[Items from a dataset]
/---

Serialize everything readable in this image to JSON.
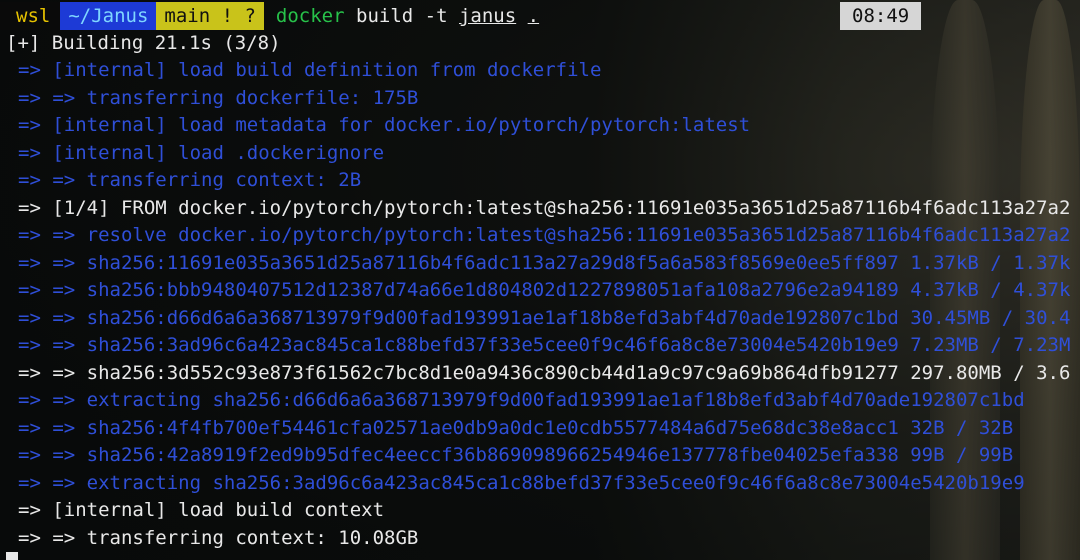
{
  "prompt": {
    "host": "wsl",
    "dir": "~/Janus",
    "git": "main ! ?",
    "command_name": "docker",
    "command_args_a": "build -t",
    "command_tag": "janus",
    "command_context": "."
  },
  "clock": "08:49",
  "status_line": "[+] Building 21.1s (3/8)",
  "lines": [
    {
      "text": "=> [internal] load build definition from dockerfile",
      "color": "#2f4fd8"
    },
    {
      "text": "=> => transferring dockerfile: 175B",
      "color": "#2f4fd8"
    },
    {
      "text": "=> [internal] load metadata for docker.io/pytorch/pytorch:latest",
      "color": "#2f4fd8"
    },
    {
      "text": "=> [internal] load .dockerignore",
      "color": "#2f4fd8"
    },
    {
      "text": "=> => transferring context: 2B",
      "color": "#2f4fd8"
    },
    {
      "text": "=> [1/4] FROM docker.io/pytorch/pytorch:latest@sha256:11691e035a3651d25a87116b4f6adc113a27a2",
      "color": "#e8e8e8"
    },
    {
      "text": "=> => resolve docker.io/pytorch/pytorch:latest@sha256:11691e035a3651d25a87116b4f6adc113a27a2",
      "color": "#2f4fd8"
    },
    {
      "text": "=> => sha256:11691e035a3651d25a87116b4f6adc113a27a29d8f5a6a583f8569e0ee5ff897 1.37kB / 1.37k",
      "color": "#2f4fd8"
    },
    {
      "text": "=> => sha256:bbb9480407512d12387d74a66e1d804802d1227898051afa108a2796e2a94189 4.37kB / 4.37k",
      "color": "#2f4fd8"
    },
    {
      "text": "=> => sha256:d66d6a6a368713979f9d00fad193991ae1af18b8efd3abf4d70ade192807c1bd 30.45MB / 30.4",
      "color": "#2f4fd8"
    },
    {
      "text": "=> => sha256:3ad96c6a423ac845ca1c88befd37f33e5cee0f9c46f6a8c8e73004e5420b19e9 7.23MB / 7.23M",
      "color": "#2f4fd8"
    },
    {
      "text": "=> => sha256:3d552c93e873f61562c7bc8d1e0a9436c890cb44d1a9c97c9a69b864dfb91277 297.80MB / 3.6",
      "color": "#e8e8e8"
    },
    {
      "text": "=> => extracting sha256:d66d6a6a368713979f9d00fad193991ae1af18b8efd3abf4d70ade192807c1bd",
      "color": "#2f4fd8"
    },
    {
      "text": "=> => sha256:4f4fb700ef54461cfa02571ae0db9a0dc1e0cdb5577484a6d75e68dc38e8acc1 32B / 32B",
      "color": "#2f4fd8"
    },
    {
      "text": "=> => sha256:42a8919f2ed9b95dfec4eeccf36b869098966254946e137778fbe04025efa338 99B / 99B",
      "color": "#2f4fd8"
    },
    {
      "text": "=> => extracting sha256:3ad96c6a423ac845ca1c88befd37f33e5cee0f9c46f6a8c8e73004e5420b19e9",
      "color": "#2f4fd8"
    },
    {
      "text": "=> [internal] load build context",
      "color": "#e8e8e8"
    },
    {
      "text": "=> => transferring context: 10.08GB",
      "color": "#e8e8e8"
    }
  ],
  "colors": {
    "blue_text": "#2f4fd8",
    "white_text": "#e8e8e8",
    "prompt_host_fg": "#e6c200",
    "prompt_dir_bg": "#1d3ad6",
    "prompt_git_bg": "#c9c31a",
    "command_green": "#27c24a",
    "clock_bg": "#d6d6d6"
  }
}
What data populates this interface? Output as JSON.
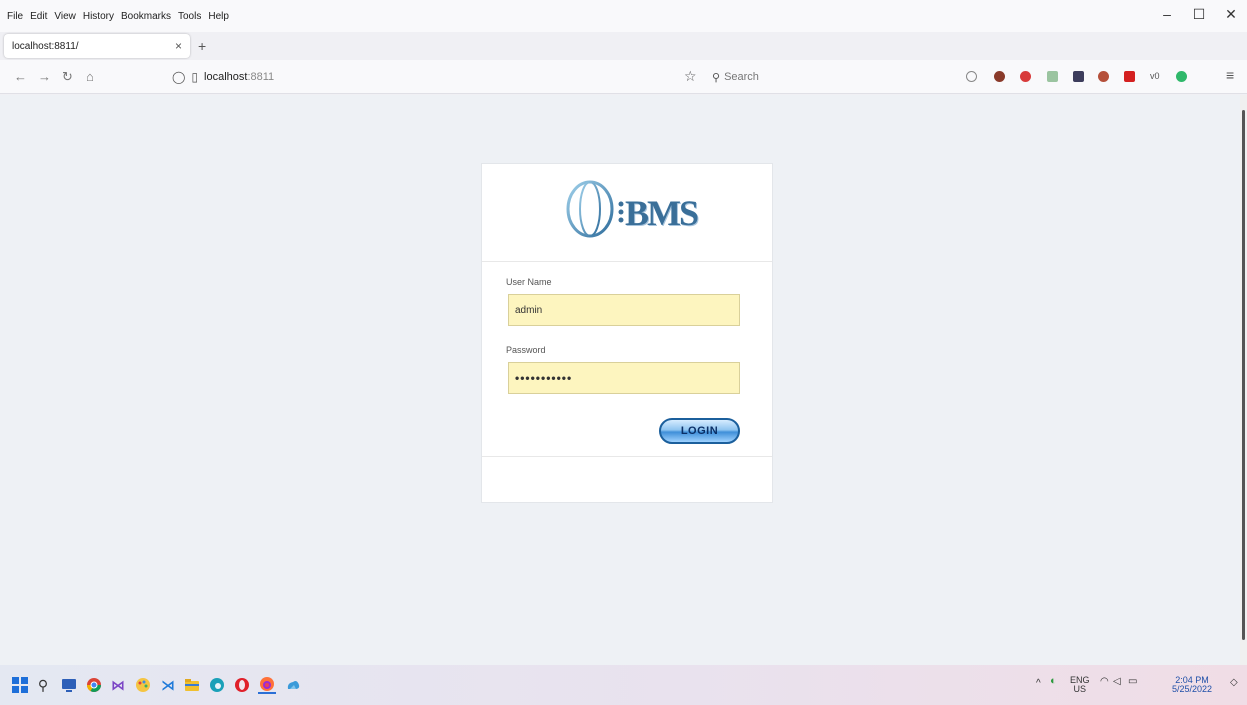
{
  "menubar": {
    "items": [
      "File",
      "Edit",
      "View",
      "History",
      "Bookmarks",
      "Tools",
      "Help"
    ]
  },
  "window_controls": {
    "minimize": "–",
    "maximize": "☐",
    "close": "✕"
  },
  "tab": {
    "title": "localhost:8811/",
    "close": "×",
    "new_tab": "+"
  },
  "navbar": {
    "url_host": "localhost",
    "url_port": ":8811",
    "search_placeholder": "Search"
  },
  "login": {
    "logo_text": "BMS",
    "username_label": "User Name",
    "username_value": "admin",
    "password_label": "Password",
    "password_value": "•••••••••••",
    "login_label": "LOGIN"
  },
  "taskbar": {
    "language_top": "ENG",
    "language_bottom": "US",
    "time": "2:04 PM",
    "date": "5/25/2022"
  },
  "colors": {
    "input_background": "#fdf5bf",
    "login_button_border": "#1b5f9c",
    "logo_color": "#3a6f99",
    "page_background": "#eef1f5"
  }
}
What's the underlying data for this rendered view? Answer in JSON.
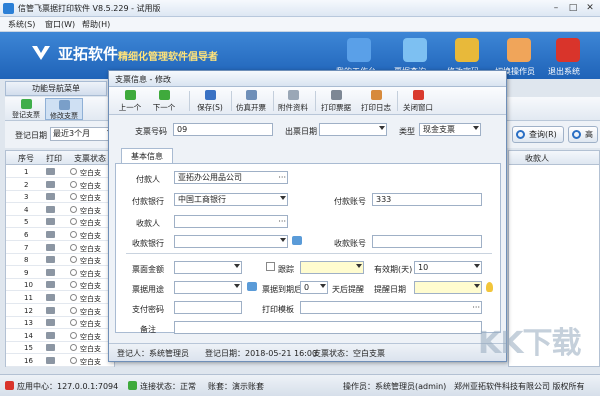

\---

EXERCISE REQUIREMENTS: Pictures stay out; retype only the lines from the line containing "What data populates" through the end of the listing, inclusive, exactly as they appear.

ANSWER TO THE TASK:
What data populates this interface? Output as JSON.
{
  "menubar": {
    "items": [
      "File",
      "Edit",
      "View",
      "History",
      "Bookmarks",
      "Tools",
      "Help"
    ]
  },
  "window_controls": {
    "minimize": "–",
    "maximize": "☐",
    "close": "✕"
  },
  "tab": {
    "title": "localhost:8811/",
    "close": "×",
    "new_tab": "+"
  },
  "navbar": {
    "url_host": "localhost",
    "url_port": ":8811",
    "search_placeholder": "Search"
  },
  "login": {
    "logo_text": "BMS",
    "username_label": "User Name",
    "username_value": "admin",
    "password_label": "Password",
    "password_value": "•••••••••••",
    "login_label": "LOGIN"
  },
  "taskbar": {
    "language_top": "ENG",
    "language_bottom": "US",
    "time": "2:04 PM",
    "date": "5/25/2022"
  },
  "colors": {
    "input_background": "#fdf5bf",
    "login_button_border": "#1b5f9c",
    "logo_color": "#3a6f99",
    "page_background": "#eef1f5"
  }
}
What's the underlying data for this rendered view? Answer in JSON.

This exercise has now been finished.